[Records from a dataset]
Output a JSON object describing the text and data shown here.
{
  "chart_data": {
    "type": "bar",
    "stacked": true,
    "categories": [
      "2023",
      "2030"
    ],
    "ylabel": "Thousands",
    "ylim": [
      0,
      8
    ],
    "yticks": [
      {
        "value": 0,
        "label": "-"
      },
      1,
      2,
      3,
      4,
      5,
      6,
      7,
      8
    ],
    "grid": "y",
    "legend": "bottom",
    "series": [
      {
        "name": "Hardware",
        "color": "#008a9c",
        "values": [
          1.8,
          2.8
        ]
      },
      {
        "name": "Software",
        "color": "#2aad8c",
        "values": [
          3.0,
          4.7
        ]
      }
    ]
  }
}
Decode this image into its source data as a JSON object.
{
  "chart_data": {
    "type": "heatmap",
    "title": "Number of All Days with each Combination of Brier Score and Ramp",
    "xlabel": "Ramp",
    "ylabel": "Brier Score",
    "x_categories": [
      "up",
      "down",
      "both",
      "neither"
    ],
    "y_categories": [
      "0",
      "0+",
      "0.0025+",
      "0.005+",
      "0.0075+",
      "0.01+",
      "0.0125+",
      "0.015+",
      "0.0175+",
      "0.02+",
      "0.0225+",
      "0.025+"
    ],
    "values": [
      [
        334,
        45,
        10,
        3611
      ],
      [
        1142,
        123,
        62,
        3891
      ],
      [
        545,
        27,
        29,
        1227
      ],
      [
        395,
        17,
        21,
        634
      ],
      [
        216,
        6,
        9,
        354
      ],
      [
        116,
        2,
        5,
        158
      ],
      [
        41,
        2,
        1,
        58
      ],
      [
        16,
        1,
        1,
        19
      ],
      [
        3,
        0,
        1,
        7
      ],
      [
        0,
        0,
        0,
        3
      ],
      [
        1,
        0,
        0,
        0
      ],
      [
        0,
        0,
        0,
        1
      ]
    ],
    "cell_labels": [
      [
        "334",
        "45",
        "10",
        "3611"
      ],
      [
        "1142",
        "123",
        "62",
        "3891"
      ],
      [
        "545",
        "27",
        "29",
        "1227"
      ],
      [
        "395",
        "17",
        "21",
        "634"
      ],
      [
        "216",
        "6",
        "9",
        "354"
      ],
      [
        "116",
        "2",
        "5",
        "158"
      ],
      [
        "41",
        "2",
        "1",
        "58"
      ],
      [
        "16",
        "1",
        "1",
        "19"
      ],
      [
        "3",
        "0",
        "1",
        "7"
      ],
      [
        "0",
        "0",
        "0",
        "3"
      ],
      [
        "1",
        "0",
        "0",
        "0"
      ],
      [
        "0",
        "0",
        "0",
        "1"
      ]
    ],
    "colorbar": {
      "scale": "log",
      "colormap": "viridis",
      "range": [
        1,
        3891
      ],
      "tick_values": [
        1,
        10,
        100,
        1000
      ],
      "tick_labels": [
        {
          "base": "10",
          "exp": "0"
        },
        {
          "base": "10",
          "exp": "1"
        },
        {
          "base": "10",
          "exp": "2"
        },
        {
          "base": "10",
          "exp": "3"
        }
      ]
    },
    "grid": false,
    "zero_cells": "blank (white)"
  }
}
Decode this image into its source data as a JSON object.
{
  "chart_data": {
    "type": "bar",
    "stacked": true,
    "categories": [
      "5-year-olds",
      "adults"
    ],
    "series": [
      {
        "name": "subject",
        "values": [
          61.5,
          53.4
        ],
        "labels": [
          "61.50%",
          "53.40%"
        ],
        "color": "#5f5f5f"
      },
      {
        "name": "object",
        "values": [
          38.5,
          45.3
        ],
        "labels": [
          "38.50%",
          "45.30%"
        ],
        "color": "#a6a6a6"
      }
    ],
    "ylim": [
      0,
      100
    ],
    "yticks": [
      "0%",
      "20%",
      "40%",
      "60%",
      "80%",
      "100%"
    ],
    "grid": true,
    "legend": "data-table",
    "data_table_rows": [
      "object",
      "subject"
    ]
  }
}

> WHAT THE EXERCISE ASKS
Produce a verbatim transcription of the entries above.

> EXERCISE ANSWER
Output a JSON object describing the text and data shown here.
{
  "chart_data": {
    "type": "bar",
    "stacked": true,
    "categories": [
      "2023",
      "2030"
    ],
    "ylabel": "Thousands",
    "ylim": [
      0,
      8
    ],
    "yticks": [
      {
        "value": 0,
        "label": "-"
      },
      1,
      2,
      3,
      4,
      5,
      6,
      7,
      8
    ],
    "grid": "y",
    "legend": "bottom",
    "series": [
      {
        "name": "Hardware",
        "color": "#008a9c",
        "values": [
          1.8,
          2.8
        ]
      },
      {
        "name": "Software",
        "color": "#2aad8c",
        "values": [
          3.0,
          4.7
        ]
      }
    ]
  }
}
Decode this image into its source data as a JSON object.
{
  "chart_data": {
    "type": "heatmap",
    "title": "Number of All Days with each Combination of Brier Score and Ramp",
    "xlabel": "Ramp",
    "ylabel": "Brier Score",
    "x_categories": [
      "up",
      "down",
      "both",
      "neither"
    ],
    "y_categories": [
      "0",
      "0+",
      "0.0025+",
      "0.005+",
      "0.0075+",
      "0.01+",
      "0.0125+",
      "0.015+",
      "0.0175+",
      "0.02+",
      "0.0225+",
      "0.025+"
    ],
    "values": [
      [
        334,
        45,
        10,
        3611
      ],
      [
        1142,
        123,
        62,
        3891
      ],
      [
        545,
        27,
        29,
        1227
      ],
      [
        395,
        17,
        21,
        634
      ],
      [
        216,
        6,
        9,
        354
      ],
      [
        116,
        2,
        5,
        158
      ],
      [
        41,
        2,
        1,
        58
      ],
      [
        16,
        1,
        1,
        19
      ],
      [
        3,
        0,
        1,
        7
      ],
      [
        0,
        0,
        0,
        3
      ],
      [
        1,
        0,
        0,
        0
      ],
      [
        0,
        0,
        0,
        1
      ]
    ],
    "cell_labels": [
      [
        "334",
        "45",
        "10",
        "3611"
      ],
      [
        "1142",
        "123",
        "62",
        "3891"
      ],
      [
        "545",
        "27",
        "29",
        "1227"
      ],
      [
        "395",
        "17",
        "21",
        "634"
      ],
      [
        "216",
        "6",
        "9",
        "354"
      ],
      [
        "116",
        "2",
        "5",
        "158"
      ],
      [
        "41",
        "2",
        "1",
        "58"
      ],
      [
        "16",
        "1",
        "1",
        "19"
      ],
      [
        "3",
        "0",
        "1",
        "7"
      ],
      [
        "0",
        "0",
        "0",
        "3"
      ],
      [
        "1",
        "0",
        "0",
        "0"
      ],
      [
        "0",
        "0",
        "0",
        "1"
      ]
    ],
    "colorbar": {
      "scale": "log",
      "colormap": "viridis",
      "range": [
        1,
        3891
      ],
      "tick_values": [
        1,
        10,
        100,
        1000
      ],
      "tick_labels": [
        {
          "base": "10",
          "exp": "0"
        },
        {
          "base": "10",
          "exp": "1"
        },
        {
          "base": "10",
          "exp": "2"
        },
        {
          "base": "10",
          "exp": "3"
        }
      ]
    },
    "grid": false,
    "zero_cells": "blank (white)"
  }
}
Decode this image into its source data as a JSON object.
{
  "chart_data": {
    "type": "bar",
    "stacked": true,
    "categories": [
      "5-year-olds",
      "adults"
    ],
    "series": [
      {
        "name": "subject",
        "values": [
          61.5,
          53.4
        ],
        "labels": [
          "61.50%",
          "53.40%"
        ],
        "color": "#5f5f5f"
      },
      {
        "name": "object",
        "values": [
          38.5,
          45.3
        ],
        "labels": [
          "38.50%",
          "45.30%"
        ],
        "color": "#a6a6a6"
      }
    ],
    "ylim": [
      0,
      100
    ],
    "yticks": [
      "0%",
      "20%",
      "40%",
      "60%",
      "80%",
      "100%"
    ],
    "grid": true,
    "legend": "data-table",
    "data_table_rows": [
      "object",
      "subject"
    ]
  }
}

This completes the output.